This is the website for the spatial -omics Voyager workshop and hackathon at Caltech on March 4-8, 2024. Event info including schedule and workshop material can be found on this website.
Exploratory spatial data analysis (ESDA) can be a powerful approach to understanding single-cell genomics datasets, but it is not yet part of standard data analysis workflows. In particular, geospatial analyses, which have been developed and refined for decades, have yet to be fully adapted and applied to spatial single-cell analysis. We introduce the Voyager
platform, which systematically brings the geospatial ESDA tradition to (spatial) -omics, with local, bivariate, and multivariate spatial methods not yet commonly applied to spatial -omics, united by a uniform user interface. Using Voyager
, we showcase biological insights that can be derived with its methods, such as biologically relevant negative spatial autocorrelation. Underlying Voyager
is the SpatialFeatureExperiment
(SFE) data structure, which combines Simple Feature with SingleCellExperiment
and AnnData
to represent and operate on geometries bundled with gene expression data. Voyager has comprehensive tutorials demonstrating ESDA built on GitHub Actions to ensure reproducibility and scalability, using data from popular commercial technologies. Voyager is implemented in both R/Bioconductor and Python/PyPI, and features compatibility tests to ensure that both implementations return consistent results.
In the workshop on March 4, you will get hands on experiences on the R implementation of SFE and Voyager. First, you will learn to create and operate on SFE objects. Next you will perform various types of ESDA on an SFE object with Voyager, and learn the spatial statistics behind these methods. The workshop material points you to further reading on these methods. You can read more about Voyager in this preprint. You will also learn to write R packages and use git
version control.

(Document layout analysis data)
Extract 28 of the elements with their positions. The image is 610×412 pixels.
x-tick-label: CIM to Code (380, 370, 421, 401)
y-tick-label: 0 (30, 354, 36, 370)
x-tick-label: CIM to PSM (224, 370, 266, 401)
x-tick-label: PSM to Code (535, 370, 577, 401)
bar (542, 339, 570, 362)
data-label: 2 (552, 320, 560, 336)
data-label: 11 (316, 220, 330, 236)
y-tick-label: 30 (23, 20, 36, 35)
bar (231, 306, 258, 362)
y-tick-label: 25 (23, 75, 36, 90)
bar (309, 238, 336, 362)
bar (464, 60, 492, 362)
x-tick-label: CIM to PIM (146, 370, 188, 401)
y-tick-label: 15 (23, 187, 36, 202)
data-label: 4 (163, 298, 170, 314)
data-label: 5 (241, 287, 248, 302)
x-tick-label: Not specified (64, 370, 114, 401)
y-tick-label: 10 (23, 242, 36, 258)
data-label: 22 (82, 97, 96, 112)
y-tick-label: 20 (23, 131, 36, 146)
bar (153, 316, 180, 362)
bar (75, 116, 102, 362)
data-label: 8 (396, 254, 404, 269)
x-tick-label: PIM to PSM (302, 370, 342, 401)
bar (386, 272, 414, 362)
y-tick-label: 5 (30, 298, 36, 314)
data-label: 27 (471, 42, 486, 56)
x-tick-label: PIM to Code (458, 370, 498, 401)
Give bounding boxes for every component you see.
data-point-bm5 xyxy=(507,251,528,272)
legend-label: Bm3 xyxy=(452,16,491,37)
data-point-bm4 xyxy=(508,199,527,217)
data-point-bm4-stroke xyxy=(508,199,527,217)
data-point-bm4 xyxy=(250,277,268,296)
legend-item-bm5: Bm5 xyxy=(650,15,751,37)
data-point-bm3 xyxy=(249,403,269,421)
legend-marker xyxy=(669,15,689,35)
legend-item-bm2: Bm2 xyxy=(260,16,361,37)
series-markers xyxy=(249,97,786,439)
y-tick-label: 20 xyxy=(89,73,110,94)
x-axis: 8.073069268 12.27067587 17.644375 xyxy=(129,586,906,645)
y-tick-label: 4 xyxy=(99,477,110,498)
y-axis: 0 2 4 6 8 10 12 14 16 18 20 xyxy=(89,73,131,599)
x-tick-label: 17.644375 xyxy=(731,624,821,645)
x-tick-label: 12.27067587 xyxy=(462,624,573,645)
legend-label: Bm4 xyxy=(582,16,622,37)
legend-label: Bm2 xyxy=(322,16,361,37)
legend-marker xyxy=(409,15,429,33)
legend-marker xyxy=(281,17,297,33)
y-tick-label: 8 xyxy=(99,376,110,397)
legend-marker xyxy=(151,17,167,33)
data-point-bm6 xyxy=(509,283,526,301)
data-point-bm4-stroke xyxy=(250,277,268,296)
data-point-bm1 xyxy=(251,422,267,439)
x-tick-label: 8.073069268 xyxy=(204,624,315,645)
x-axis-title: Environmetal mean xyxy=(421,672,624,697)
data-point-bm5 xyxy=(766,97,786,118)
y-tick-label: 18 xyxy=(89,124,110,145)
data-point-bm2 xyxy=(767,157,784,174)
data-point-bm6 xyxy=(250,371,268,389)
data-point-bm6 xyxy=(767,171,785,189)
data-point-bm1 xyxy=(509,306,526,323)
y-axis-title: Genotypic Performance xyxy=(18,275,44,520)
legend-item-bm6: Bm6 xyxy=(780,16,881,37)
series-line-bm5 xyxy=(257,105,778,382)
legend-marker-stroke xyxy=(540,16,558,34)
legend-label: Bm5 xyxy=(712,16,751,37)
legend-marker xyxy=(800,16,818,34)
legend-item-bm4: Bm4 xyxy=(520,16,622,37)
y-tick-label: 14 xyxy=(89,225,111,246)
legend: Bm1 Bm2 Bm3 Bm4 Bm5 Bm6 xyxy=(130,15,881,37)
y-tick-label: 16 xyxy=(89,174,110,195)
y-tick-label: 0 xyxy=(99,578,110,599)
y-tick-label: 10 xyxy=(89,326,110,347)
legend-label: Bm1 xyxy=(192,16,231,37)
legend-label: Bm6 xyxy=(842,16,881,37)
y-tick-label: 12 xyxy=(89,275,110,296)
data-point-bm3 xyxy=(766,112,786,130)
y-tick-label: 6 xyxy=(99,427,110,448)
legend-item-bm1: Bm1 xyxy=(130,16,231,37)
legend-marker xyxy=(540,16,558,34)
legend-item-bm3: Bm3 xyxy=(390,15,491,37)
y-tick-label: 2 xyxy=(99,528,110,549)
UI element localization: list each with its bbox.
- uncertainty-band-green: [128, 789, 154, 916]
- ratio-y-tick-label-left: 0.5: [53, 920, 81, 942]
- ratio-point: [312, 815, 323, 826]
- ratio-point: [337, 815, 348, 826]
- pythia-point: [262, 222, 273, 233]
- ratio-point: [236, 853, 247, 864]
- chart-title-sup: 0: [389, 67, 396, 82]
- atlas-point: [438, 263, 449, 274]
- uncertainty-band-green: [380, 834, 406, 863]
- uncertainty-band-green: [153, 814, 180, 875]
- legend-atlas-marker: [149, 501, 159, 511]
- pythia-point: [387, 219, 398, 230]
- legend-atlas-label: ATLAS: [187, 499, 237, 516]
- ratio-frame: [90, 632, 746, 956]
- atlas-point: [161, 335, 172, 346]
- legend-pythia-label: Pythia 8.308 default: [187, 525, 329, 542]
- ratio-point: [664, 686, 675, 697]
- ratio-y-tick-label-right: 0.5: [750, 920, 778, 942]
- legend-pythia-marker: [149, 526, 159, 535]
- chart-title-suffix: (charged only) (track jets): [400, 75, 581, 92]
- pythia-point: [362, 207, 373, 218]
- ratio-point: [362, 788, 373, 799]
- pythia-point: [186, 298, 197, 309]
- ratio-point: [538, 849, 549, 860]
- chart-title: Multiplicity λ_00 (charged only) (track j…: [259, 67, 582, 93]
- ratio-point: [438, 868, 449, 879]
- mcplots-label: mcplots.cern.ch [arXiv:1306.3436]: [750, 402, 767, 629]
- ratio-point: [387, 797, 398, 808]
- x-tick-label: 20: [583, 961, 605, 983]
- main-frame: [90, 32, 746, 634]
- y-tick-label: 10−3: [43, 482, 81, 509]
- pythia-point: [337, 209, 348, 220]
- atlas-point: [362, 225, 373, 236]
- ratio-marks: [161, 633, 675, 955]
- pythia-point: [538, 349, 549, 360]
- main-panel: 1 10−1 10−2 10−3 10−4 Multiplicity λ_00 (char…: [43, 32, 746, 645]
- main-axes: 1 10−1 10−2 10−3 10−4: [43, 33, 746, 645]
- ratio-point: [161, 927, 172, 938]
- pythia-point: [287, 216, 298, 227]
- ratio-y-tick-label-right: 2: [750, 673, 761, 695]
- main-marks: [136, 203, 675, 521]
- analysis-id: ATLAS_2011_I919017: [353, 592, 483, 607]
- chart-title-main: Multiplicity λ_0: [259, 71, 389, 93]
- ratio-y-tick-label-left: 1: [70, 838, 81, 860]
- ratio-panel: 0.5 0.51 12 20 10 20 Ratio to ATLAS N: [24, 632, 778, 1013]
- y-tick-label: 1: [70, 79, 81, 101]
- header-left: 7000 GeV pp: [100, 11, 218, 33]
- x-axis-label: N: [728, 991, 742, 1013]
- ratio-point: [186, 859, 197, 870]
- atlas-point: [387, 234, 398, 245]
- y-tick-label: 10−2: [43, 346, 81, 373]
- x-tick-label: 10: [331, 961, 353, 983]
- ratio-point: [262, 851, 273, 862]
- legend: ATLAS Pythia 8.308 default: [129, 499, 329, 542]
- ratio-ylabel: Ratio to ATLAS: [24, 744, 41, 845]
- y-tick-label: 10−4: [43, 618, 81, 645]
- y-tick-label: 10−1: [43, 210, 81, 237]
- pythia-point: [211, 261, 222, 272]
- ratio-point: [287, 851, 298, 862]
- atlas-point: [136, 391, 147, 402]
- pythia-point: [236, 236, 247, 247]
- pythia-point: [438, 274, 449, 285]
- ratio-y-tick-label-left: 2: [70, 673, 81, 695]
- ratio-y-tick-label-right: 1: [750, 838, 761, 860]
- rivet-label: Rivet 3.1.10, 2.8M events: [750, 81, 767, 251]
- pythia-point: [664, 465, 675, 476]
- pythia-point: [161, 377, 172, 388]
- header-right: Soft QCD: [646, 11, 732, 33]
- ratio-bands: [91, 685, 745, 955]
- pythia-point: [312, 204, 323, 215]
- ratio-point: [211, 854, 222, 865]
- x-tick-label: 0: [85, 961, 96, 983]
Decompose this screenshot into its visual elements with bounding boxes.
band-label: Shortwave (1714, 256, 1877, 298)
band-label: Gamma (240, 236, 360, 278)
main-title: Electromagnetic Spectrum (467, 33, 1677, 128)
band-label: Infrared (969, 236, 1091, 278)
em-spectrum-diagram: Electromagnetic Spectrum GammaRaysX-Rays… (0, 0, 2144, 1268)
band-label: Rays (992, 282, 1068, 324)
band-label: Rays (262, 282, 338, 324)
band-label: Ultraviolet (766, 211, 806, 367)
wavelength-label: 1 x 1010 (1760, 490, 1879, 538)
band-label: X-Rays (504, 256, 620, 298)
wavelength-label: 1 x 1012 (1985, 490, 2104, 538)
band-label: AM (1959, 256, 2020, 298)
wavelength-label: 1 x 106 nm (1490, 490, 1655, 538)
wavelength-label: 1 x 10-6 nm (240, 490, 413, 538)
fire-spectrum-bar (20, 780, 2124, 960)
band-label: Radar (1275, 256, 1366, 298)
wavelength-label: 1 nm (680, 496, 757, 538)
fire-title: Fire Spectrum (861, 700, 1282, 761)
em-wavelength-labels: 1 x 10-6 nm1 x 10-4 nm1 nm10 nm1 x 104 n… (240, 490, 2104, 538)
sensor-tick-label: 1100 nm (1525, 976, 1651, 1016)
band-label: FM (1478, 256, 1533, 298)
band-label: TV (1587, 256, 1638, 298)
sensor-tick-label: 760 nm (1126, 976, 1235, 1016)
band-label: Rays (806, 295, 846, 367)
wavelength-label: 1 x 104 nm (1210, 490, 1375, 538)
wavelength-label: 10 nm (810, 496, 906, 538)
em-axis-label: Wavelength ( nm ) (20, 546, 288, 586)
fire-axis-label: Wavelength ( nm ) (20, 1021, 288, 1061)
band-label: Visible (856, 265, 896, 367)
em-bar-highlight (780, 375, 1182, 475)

_Work instruction 1_: List everything the Voyager workshop page says participants will learn or do in the March 4 workshop.
_Work instruction 2_: Summarize the Voyager workshop page in two sentences.

_Response 1_:
- Create and operate on SFE objects
- Perform various types of ESDA on an SFE object with Voyager
- Learn the spatial statistics behind these methods
- Write R packages
- Use git version control

_Response 2_: The page is for a spatial -omics Voyager workshop and hackathon at Caltech on March 4-8, 2024. Voyager brings the geospatial tradition of exploratory spatial data analysis to spatial -omics, runs on the SpatialFeatureExperiment data structure, is implemented in both R and Python, and is taught hands-on in its R implementation at the March 4 workshop.